Task
How many of the lines contain the string "JSON"? Give the number, with no other words.

Stored dataset items:
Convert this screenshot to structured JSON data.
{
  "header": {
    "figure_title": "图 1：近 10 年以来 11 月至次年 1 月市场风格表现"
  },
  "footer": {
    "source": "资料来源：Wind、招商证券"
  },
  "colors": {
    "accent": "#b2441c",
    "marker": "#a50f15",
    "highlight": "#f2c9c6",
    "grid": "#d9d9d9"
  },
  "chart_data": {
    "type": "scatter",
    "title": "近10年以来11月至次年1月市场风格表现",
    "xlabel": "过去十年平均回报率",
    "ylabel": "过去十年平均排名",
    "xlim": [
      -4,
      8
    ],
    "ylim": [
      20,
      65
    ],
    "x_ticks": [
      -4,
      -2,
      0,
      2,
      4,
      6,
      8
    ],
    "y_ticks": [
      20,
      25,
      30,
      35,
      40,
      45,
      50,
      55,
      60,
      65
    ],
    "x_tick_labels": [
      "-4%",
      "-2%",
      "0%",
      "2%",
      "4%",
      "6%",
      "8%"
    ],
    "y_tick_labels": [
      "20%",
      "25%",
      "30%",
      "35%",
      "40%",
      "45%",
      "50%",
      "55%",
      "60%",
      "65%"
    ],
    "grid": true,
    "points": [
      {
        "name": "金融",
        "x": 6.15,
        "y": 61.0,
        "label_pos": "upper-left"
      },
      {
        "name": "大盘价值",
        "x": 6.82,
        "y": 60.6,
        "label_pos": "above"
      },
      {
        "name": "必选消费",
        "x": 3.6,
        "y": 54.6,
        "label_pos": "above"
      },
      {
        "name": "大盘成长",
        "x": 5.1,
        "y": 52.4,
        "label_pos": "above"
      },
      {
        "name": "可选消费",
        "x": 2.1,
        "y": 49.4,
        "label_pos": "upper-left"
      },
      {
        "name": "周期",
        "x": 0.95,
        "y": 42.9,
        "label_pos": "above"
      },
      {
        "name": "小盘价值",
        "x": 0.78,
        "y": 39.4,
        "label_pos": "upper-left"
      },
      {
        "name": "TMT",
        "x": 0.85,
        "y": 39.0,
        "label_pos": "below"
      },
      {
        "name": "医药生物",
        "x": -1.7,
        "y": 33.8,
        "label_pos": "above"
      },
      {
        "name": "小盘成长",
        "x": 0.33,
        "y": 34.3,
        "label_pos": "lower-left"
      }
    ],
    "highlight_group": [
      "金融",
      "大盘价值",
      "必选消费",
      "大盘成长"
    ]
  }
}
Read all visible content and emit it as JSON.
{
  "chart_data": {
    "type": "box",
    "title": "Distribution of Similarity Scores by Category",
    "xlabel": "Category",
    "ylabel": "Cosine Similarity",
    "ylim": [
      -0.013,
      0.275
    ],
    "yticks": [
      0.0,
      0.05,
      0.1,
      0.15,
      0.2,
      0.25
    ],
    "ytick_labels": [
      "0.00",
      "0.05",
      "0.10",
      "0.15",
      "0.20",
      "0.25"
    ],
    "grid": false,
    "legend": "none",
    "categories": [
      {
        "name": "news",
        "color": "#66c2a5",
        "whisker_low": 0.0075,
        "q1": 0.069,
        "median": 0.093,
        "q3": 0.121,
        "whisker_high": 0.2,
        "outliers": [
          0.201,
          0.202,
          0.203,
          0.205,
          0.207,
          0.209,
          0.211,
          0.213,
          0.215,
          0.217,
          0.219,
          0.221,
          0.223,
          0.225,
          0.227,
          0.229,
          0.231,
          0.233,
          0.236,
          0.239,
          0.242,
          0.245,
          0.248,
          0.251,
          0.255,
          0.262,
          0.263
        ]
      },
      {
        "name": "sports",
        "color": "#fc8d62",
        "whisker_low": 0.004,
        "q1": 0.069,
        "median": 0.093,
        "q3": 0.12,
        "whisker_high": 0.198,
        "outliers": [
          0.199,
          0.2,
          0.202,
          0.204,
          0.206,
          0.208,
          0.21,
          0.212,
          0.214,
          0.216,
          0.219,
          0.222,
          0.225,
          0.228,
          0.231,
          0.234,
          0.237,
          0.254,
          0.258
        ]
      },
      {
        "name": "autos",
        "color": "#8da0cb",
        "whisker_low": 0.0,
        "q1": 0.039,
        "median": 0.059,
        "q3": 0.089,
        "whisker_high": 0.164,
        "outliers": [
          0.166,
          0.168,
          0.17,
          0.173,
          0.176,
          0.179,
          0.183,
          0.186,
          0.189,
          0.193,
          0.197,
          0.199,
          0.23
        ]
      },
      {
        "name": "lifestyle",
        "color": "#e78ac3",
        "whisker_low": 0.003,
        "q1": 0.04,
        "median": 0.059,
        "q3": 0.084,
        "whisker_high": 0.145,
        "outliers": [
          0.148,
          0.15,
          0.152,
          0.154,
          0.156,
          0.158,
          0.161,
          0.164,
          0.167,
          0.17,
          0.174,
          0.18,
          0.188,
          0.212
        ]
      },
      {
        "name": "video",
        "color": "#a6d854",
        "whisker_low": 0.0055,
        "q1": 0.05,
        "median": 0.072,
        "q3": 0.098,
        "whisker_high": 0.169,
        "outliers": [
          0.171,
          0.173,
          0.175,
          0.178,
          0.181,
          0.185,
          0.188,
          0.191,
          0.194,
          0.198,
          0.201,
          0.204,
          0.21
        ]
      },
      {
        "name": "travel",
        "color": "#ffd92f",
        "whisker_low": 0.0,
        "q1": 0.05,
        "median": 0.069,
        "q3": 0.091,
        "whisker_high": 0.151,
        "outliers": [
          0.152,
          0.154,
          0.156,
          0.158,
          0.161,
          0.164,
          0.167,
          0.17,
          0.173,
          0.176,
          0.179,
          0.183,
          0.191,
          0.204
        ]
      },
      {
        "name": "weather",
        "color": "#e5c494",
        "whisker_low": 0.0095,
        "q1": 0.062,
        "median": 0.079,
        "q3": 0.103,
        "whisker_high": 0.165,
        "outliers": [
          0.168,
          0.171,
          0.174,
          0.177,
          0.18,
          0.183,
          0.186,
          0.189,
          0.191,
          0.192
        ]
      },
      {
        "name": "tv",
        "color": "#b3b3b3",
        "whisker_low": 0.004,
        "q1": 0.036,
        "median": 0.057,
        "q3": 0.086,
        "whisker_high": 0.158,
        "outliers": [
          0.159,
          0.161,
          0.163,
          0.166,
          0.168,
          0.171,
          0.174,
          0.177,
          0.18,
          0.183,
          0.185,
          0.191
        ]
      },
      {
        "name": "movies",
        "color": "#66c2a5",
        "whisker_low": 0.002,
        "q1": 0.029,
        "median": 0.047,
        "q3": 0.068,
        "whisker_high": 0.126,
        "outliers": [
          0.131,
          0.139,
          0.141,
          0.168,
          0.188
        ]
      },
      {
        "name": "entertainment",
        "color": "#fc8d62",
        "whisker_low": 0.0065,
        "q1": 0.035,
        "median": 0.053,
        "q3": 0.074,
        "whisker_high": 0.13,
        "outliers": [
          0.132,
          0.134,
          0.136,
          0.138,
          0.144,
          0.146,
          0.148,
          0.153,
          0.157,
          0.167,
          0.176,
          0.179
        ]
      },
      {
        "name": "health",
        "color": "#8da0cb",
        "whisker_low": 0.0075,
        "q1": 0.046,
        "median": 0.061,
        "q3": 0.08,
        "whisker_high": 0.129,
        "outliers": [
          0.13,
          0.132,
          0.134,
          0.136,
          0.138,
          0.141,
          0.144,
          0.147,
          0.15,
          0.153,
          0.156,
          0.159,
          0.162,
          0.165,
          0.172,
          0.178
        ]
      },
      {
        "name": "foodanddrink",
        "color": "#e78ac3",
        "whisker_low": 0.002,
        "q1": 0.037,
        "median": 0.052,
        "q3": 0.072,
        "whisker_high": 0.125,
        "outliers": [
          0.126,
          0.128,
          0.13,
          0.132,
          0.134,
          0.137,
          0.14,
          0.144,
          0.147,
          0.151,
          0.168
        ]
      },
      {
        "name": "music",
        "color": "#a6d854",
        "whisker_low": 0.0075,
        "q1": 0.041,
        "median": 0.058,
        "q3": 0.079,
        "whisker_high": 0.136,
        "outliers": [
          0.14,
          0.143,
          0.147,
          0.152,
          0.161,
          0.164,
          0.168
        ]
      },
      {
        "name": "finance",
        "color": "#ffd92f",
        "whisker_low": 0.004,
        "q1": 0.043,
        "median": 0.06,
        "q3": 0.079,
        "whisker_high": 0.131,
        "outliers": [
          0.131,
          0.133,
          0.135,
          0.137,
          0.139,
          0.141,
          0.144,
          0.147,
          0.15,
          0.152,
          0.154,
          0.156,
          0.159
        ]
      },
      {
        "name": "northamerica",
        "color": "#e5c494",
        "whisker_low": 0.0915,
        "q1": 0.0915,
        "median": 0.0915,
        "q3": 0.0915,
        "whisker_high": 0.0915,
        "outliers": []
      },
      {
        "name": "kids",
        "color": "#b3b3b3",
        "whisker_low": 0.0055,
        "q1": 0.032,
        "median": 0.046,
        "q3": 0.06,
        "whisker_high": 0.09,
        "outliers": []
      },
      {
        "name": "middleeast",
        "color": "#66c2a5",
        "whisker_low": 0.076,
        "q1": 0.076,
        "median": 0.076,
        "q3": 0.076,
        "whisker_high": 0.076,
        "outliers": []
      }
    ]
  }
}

Exercise response
2